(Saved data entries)
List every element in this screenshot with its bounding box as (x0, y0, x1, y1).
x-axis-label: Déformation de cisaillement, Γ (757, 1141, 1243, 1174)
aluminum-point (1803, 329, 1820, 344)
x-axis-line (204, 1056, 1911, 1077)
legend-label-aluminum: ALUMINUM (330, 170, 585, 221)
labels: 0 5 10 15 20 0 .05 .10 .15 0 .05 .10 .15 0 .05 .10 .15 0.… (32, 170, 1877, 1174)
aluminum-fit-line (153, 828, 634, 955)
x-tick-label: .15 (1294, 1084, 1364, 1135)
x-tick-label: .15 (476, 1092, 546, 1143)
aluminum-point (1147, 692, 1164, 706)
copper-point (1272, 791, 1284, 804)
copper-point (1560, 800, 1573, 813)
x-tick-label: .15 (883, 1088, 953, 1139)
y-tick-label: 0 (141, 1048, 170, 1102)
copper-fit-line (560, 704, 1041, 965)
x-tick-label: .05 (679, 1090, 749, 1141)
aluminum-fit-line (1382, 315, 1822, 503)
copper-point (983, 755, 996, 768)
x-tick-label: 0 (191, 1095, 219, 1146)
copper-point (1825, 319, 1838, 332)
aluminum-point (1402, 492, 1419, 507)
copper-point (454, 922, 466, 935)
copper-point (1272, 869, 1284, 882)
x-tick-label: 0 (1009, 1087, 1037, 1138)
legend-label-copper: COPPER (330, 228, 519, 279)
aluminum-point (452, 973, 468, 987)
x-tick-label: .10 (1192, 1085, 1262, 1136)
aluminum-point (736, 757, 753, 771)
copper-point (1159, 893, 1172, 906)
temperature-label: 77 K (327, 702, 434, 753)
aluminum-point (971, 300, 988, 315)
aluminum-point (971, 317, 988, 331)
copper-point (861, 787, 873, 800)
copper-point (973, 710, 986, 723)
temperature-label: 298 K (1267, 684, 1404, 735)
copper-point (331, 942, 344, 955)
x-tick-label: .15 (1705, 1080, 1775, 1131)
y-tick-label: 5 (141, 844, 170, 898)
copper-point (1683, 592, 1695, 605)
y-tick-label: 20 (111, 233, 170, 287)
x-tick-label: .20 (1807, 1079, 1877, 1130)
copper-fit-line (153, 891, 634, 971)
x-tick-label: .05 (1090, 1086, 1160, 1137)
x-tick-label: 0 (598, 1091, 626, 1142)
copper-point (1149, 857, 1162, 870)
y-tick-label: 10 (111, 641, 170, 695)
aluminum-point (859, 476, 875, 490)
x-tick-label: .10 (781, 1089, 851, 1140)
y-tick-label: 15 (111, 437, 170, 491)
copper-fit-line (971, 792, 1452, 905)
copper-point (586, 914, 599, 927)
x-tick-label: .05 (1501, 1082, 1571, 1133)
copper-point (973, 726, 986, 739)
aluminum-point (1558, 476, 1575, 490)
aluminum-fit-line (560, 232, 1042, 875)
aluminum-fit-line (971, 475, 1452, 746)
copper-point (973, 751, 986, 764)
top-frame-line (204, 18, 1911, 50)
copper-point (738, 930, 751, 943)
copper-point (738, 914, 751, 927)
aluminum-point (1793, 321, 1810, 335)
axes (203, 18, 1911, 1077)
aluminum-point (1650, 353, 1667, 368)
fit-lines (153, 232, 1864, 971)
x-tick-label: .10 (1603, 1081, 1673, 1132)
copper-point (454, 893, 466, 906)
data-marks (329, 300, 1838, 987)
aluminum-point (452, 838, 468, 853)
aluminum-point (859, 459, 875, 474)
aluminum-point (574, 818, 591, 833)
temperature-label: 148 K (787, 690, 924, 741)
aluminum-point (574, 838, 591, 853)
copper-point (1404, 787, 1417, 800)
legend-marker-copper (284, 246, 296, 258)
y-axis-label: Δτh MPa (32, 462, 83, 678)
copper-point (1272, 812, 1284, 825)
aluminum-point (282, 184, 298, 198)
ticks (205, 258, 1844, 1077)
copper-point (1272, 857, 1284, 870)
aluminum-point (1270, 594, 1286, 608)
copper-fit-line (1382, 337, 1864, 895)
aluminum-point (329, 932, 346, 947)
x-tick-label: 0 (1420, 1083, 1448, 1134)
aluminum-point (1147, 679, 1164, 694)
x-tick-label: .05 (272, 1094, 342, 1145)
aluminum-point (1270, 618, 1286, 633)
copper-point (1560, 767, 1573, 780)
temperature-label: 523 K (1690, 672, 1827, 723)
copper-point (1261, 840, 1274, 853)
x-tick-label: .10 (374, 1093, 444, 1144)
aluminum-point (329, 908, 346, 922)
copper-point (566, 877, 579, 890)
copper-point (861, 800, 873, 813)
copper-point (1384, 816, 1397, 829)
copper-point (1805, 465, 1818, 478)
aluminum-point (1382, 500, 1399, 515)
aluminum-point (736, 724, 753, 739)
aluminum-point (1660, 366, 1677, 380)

- _Objective_:
Repeat every line of the saved data entries above exactly as it appears, with nothing left out or changed.

- _Answer to the task_:
List every element in this screenshot with its bounding box as (x0, y0, x1, y1).
x-axis-label: Déformation de cisaillement, Γ (757, 1141, 1243, 1174)
aluminum-point (1803, 329, 1820, 344)
x-axis-line (204, 1056, 1911, 1077)
legend-label-aluminum: ALUMINUM (330, 170, 585, 221)
labels: 0 5 10 15 20 0 .05 .10 .15 0 .05 .10 .15 0 .05 .10 .15 0.… (32, 170, 1877, 1174)
aluminum-fit-line (153, 828, 634, 955)
x-tick-label: .15 (1294, 1084, 1364, 1135)
x-tick-label: .15 (476, 1092, 546, 1143)
aluminum-point (1147, 692, 1164, 706)
copper-point (1272, 791, 1284, 804)
copper-point (1560, 800, 1573, 813)
x-tick-label: .15 (883, 1088, 953, 1139)
y-tick-label: 0 (141, 1048, 170, 1102)
copper-fit-line (560, 704, 1041, 965)
x-tick-label: .05 (679, 1090, 749, 1141)
aluminum-fit-line (1382, 315, 1822, 503)
copper-point (983, 755, 996, 768)
x-tick-label: 0 (191, 1095, 219, 1146)
copper-point (1825, 319, 1838, 332)
aluminum-point (1402, 492, 1419, 507)
copper-point (454, 922, 466, 935)
copper-point (1272, 869, 1284, 882)
x-tick-label: 0 (1009, 1087, 1037, 1138)
legend-label-copper: COPPER (330, 228, 519, 279)
aluminum-point (452, 973, 468, 987)
x-tick-label: .10 (1192, 1085, 1262, 1136)
aluminum-point (736, 757, 753, 771)
copper-point (1159, 893, 1172, 906)
temperature-label: 77 K (327, 702, 434, 753)
aluminum-point (971, 300, 988, 315)
aluminum-point (971, 317, 988, 331)
copper-point (861, 787, 873, 800)
copper-point (973, 710, 986, 723)
temperature-label: 298 K (1267, 684, 1404, 735)
copper-point (331, 942, 344, 955)
x-tick-label: .15 (1705, 1080, 1775, 1131)
y-tick-label: 5 (141, 844, 170, 898)
copper-point (1683, 592, 1695, 605)
y-tick-label: 20 (111, 233, 170, 287)
x-tick-label: .20 (1807, 1079, 1877, 1130)
copper-fit-line (153, 891, 634, 971)
x-tick-label: .05 (1090, 1086, 1160, 1137)
x-tick-label: 0 (598, 1091, 626, 1142)
copper-point (1149, 857, 1162, 870)
y-tick-label: 10 (111, 641, 170, 695)
aluminum-point (859, 476, 875, 490)
x-tick-label: .10 (781, 1089, 851, 1140)
y-tick-label: 15 (111, 437, 170, 491)
copper-fit-line (971, 792, 1452, 905)
copper-point (586, 914, 599, 927)
x-tick-label: .05 (1501, 1082, 1571, 1133)
copper-point (973, 726, 986, 739)
aluminum-point (1558, 476, 1575, 490)
aluminum-fit-line (560, 232, 1042, 875)
aluminum-fit-line (971, 475, 1452, 746)
copper-point (973, 751, 986, 764)
top-frame-line (204, 18, 1911, 50)
copper-point (738, 930, 751, 943)
copper-point (738, 914, 751, 927)
aluminum-point (1793, 321, 1810, 335)
axes (203, 18, 1911, 1077)
aluminum-point (1650, 353, 1667, 368)
fit-lines (153, 232, 1864, 971)
x-tick-label: .10 (1603, 1081, 1673, 1132)
copper-point (454, 893, 466, 906)
data-marks (329, 300, 1838, 987)
aluminum-point (452, 838, 468, 853)
aluminum-point (859, 459, 875, 474)
aluminum-point (574, 818, 591, 833)
temperature-label: 148 K (787, 690, 924, 741)
aluminum-point (574, 838, 591, 853)
copper-point (1404, 787, 1417, 800)
legend-marker-copper (284, 246, 296, 258)
y-axis-label: Δτh MPa (32, 462, 83, 678)
copper-point (1272, 812, 1284, 825)
aluminum-point (282, 184, 298, 198)
ticks (205, 258, 1844, 1077)
copper-point (1272, 857, 1284, 870)
aluminum-point (1270, 594, 1286, 608)
copper-fit-line (1382, 337, 1864, 895)
aluminum-point (329, 932, 346, 947)
x-tick-label: 0 (1420, 1083, 1448, 1134)
aluminum-point (1147, 679, 1164, 694)
x-tick-label: .05 (272, 1094, 342, 1145)
aluminum-point (1270, 618, 1286, 633)
copper-point (1560, 767, 1573, 780)
temperature-label: 523 K (1690, 672, 1827, 723)
copper-point (1261, 840, 1274, 853)
x-tick-label: .10 (374, 1093, 444, 1144)
aluminum-point (329, 908, 346, 922)
copper-point (566, 877, 579, 890)
copper-point (861, 800, 873, 813)
copper-point (1384, 816, 1397, 829)
copper-point (1805, 465, 1818, 478)
aluminum-point (1382, 500, 1399, 515)
aluminum-point (736, 724, 753, 739)
aluminum-point (1660, 366, 1677, 380)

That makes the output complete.